===== RECORDS PROVIDED =====

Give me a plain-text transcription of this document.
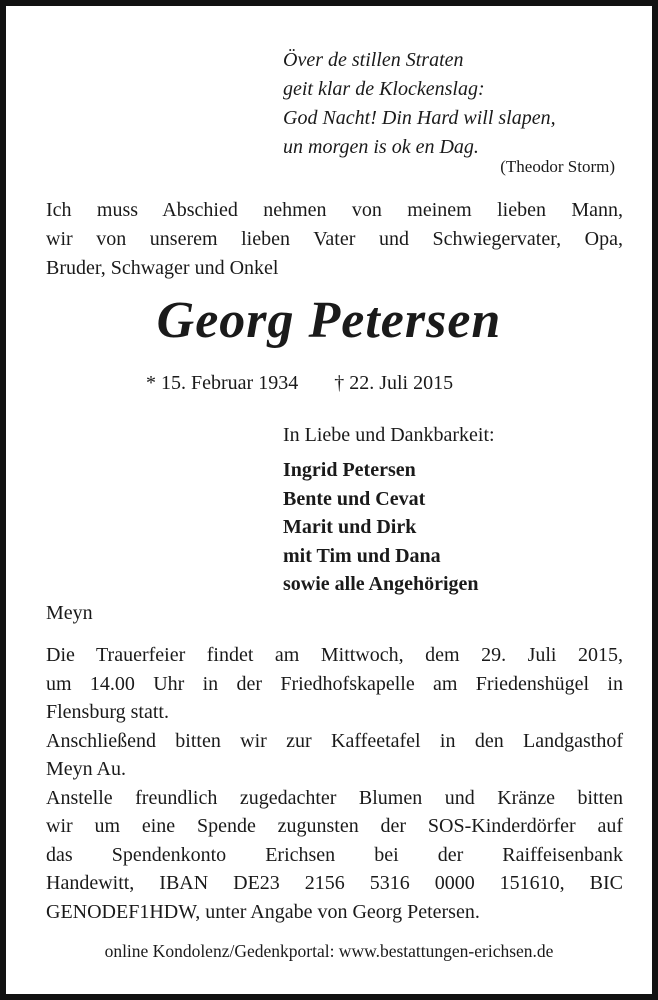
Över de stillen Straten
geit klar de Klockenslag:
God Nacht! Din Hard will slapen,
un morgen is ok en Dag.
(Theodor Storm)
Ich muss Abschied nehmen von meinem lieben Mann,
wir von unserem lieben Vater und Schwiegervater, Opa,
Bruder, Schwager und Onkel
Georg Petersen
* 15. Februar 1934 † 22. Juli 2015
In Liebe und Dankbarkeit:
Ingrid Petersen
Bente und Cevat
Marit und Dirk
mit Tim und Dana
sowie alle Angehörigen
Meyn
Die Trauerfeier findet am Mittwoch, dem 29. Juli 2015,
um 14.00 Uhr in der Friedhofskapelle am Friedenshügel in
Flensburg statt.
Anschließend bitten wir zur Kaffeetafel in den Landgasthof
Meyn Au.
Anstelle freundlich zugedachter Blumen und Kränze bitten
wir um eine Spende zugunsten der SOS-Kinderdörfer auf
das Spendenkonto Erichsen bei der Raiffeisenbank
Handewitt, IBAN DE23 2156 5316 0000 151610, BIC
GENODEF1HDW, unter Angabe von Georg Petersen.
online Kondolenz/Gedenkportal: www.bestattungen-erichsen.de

=====
===== RECORDS PROVIDED =====

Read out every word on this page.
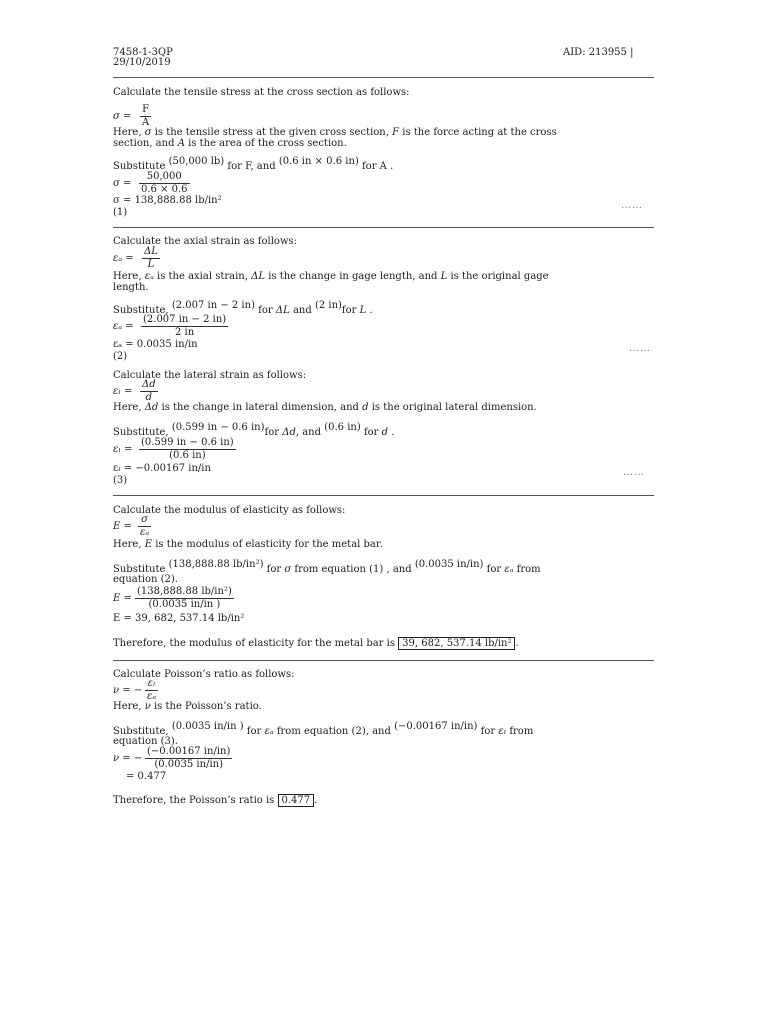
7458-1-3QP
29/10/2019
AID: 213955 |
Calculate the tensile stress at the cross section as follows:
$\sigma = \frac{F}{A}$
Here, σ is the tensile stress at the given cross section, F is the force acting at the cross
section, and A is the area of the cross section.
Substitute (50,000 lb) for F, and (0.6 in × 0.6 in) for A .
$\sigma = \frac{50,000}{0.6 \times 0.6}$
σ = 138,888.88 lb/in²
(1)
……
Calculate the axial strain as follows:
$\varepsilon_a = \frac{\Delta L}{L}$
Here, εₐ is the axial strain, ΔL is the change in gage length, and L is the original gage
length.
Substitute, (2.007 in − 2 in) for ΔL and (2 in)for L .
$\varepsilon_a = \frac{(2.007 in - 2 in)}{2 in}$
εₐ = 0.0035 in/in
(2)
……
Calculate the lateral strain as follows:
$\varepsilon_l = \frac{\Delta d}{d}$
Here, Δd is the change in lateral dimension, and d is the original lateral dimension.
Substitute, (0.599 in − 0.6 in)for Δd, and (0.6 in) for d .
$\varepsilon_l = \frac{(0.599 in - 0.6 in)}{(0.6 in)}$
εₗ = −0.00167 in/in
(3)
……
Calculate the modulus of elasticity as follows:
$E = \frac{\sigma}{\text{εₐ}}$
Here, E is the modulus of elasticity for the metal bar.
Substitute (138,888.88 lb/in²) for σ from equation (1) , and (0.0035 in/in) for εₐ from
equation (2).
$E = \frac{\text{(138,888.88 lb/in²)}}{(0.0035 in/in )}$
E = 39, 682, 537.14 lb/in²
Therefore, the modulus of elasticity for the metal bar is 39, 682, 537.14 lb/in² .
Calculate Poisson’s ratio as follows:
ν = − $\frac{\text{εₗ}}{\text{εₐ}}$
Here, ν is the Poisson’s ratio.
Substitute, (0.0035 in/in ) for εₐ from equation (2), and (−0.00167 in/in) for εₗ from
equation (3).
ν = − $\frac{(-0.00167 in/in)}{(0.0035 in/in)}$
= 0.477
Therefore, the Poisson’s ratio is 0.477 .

=====
===== RECORDS PROVIDED =====

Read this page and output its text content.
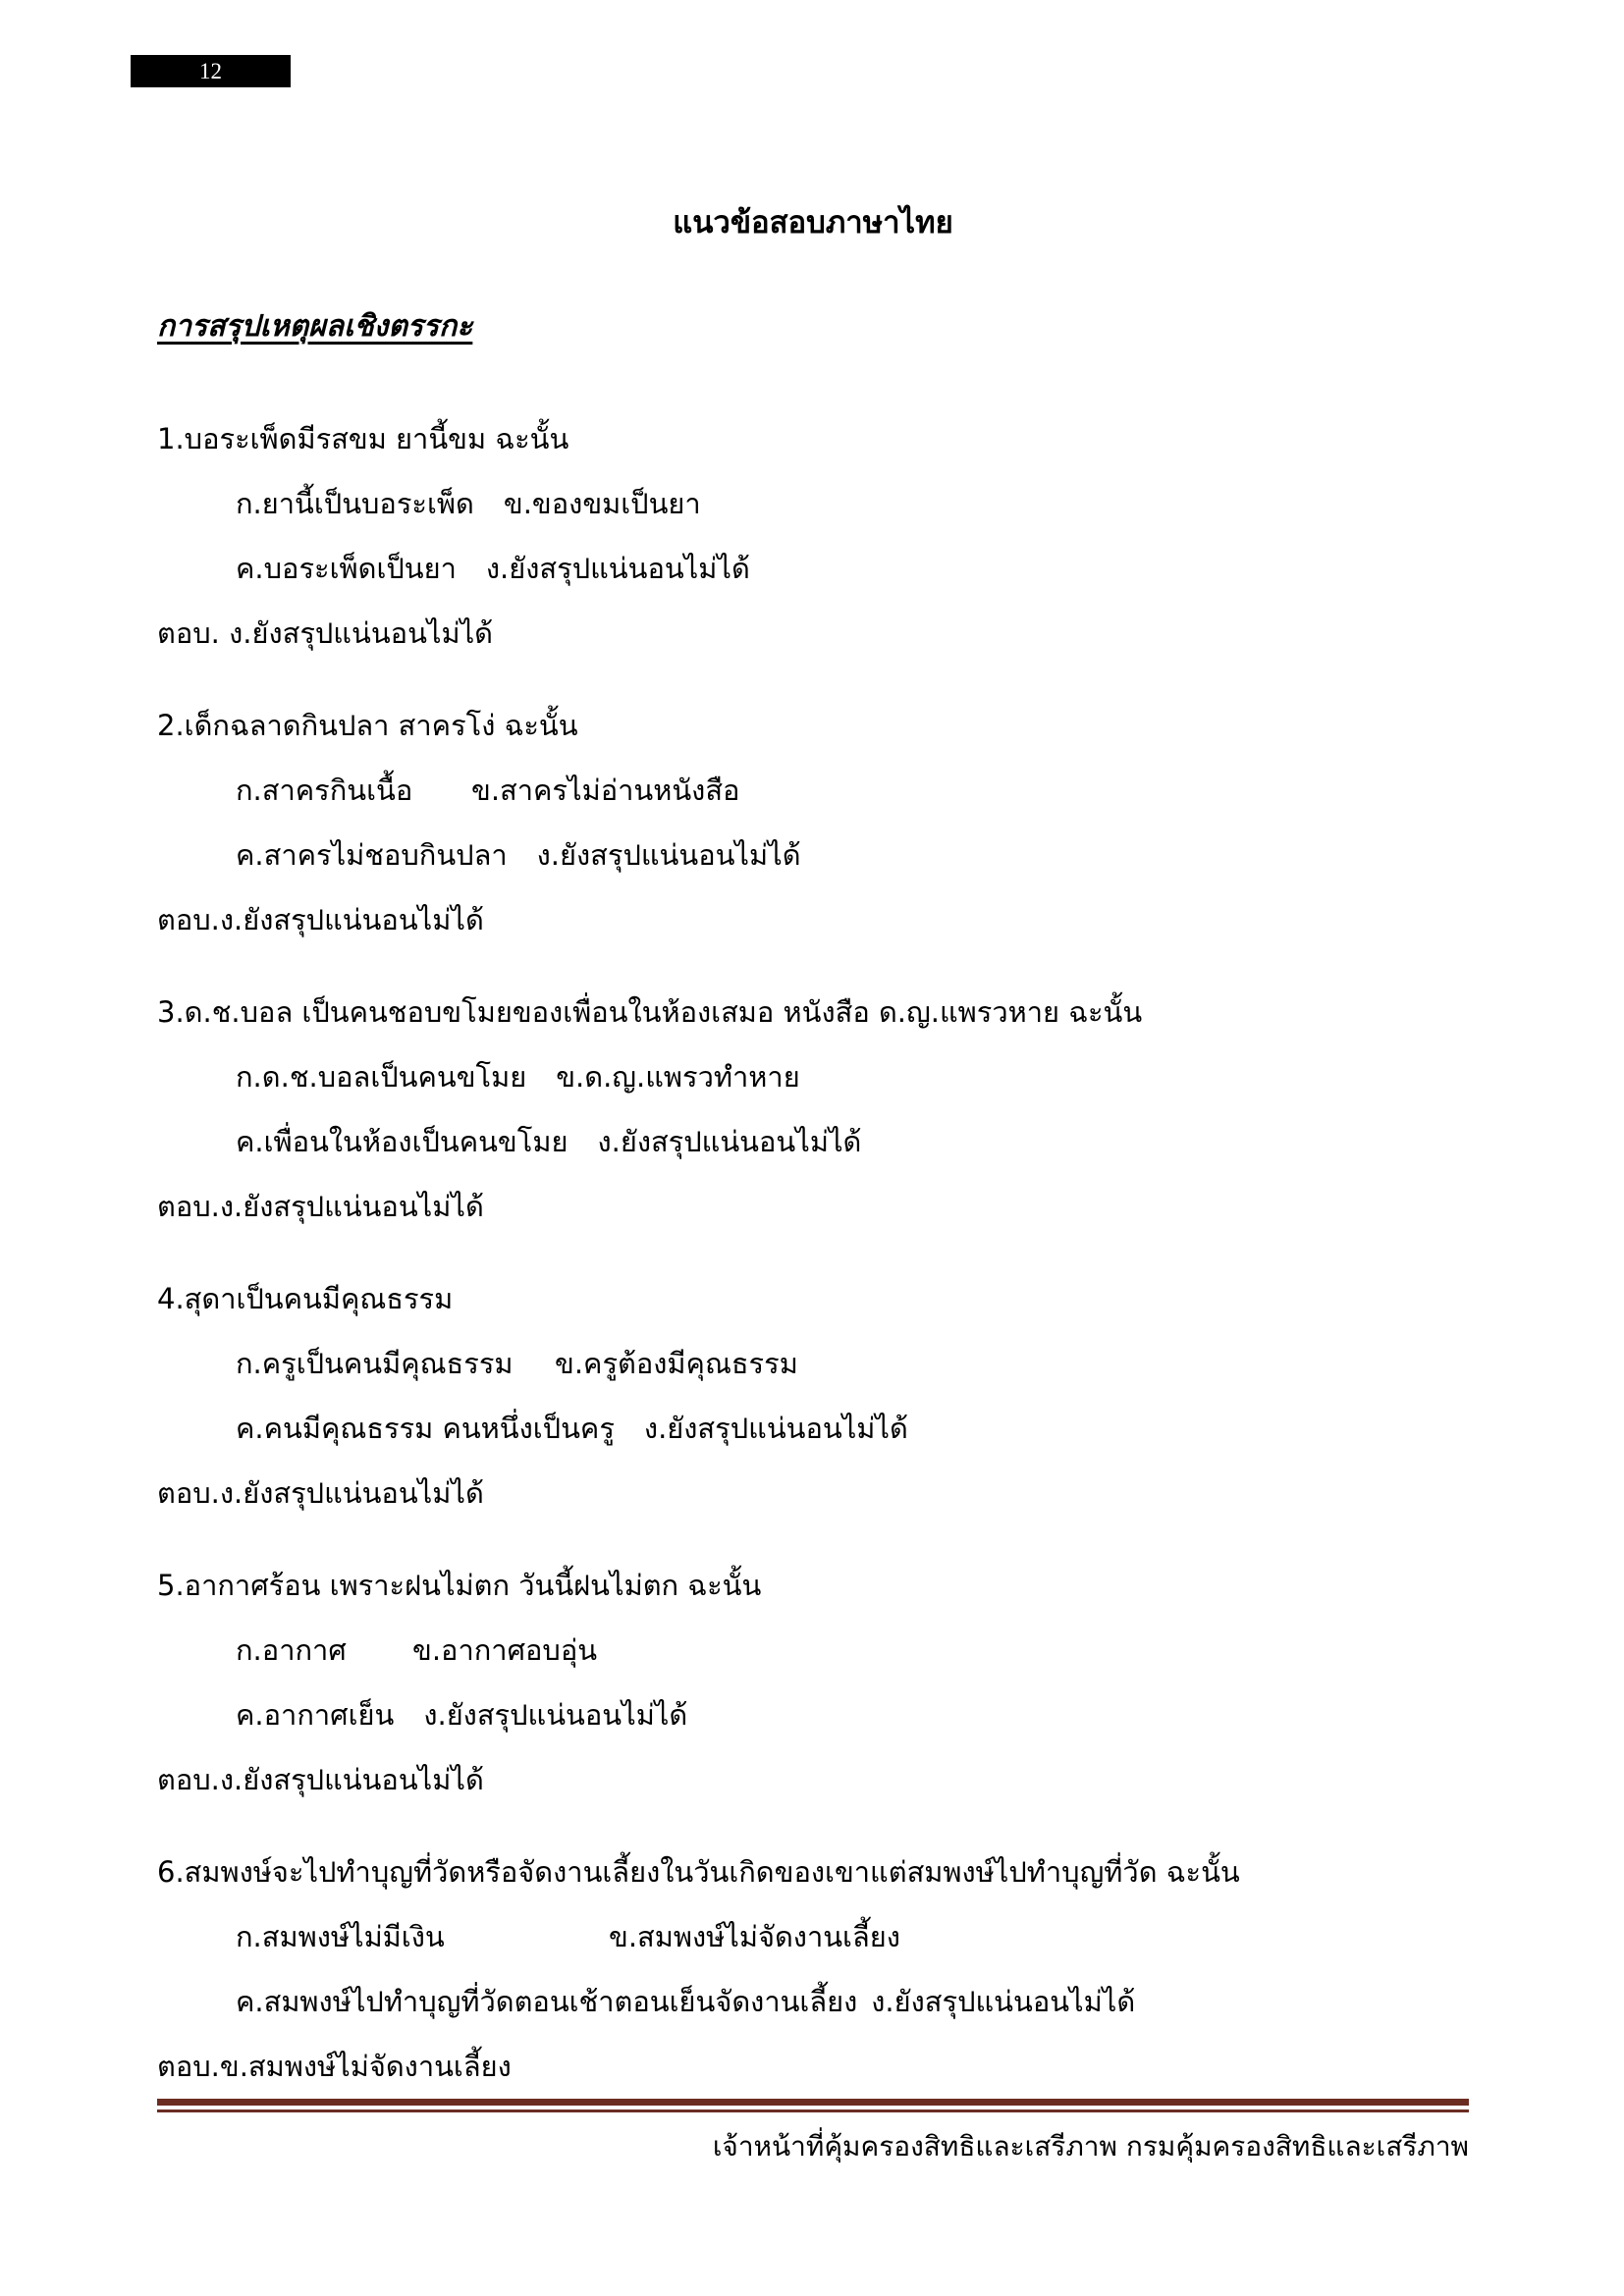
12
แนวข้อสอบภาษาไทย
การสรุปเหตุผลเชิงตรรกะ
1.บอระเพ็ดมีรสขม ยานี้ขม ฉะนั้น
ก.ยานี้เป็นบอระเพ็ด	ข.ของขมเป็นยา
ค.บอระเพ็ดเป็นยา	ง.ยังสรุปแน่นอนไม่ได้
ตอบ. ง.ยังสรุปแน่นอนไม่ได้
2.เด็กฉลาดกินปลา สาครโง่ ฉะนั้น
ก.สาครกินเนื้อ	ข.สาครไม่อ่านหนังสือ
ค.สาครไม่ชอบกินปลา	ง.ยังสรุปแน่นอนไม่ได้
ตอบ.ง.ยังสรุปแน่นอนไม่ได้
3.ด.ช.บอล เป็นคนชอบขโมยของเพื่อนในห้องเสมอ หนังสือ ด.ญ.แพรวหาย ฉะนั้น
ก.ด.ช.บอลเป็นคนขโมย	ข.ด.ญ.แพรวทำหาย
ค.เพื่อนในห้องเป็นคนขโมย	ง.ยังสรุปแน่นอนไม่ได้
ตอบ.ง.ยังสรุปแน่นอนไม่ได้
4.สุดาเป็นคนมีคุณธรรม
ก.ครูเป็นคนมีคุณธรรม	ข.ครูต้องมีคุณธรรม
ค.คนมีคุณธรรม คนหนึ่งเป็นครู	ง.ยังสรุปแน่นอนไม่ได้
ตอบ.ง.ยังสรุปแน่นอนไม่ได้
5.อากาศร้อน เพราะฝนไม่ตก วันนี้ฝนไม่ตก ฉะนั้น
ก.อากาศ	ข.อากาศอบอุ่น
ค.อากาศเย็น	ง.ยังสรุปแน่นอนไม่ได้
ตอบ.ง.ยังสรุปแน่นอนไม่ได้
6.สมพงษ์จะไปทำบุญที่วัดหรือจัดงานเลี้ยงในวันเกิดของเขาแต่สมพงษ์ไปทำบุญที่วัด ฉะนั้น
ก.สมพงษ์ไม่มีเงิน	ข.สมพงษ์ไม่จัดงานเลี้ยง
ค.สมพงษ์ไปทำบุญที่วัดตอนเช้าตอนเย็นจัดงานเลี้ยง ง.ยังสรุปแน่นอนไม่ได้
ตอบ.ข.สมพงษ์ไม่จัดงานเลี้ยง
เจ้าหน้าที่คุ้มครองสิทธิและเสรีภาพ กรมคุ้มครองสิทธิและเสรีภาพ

=====

> _SET PROBLEM_
Scan the material above. Return every line containing the string "Poisson".

> _COMPLETED EXERCISE_
Calculate Poisson’s ratio as follows:
Here, ν is the Poisson’s ratio.
Therefore, the Poisson’s ratio is 0.477 .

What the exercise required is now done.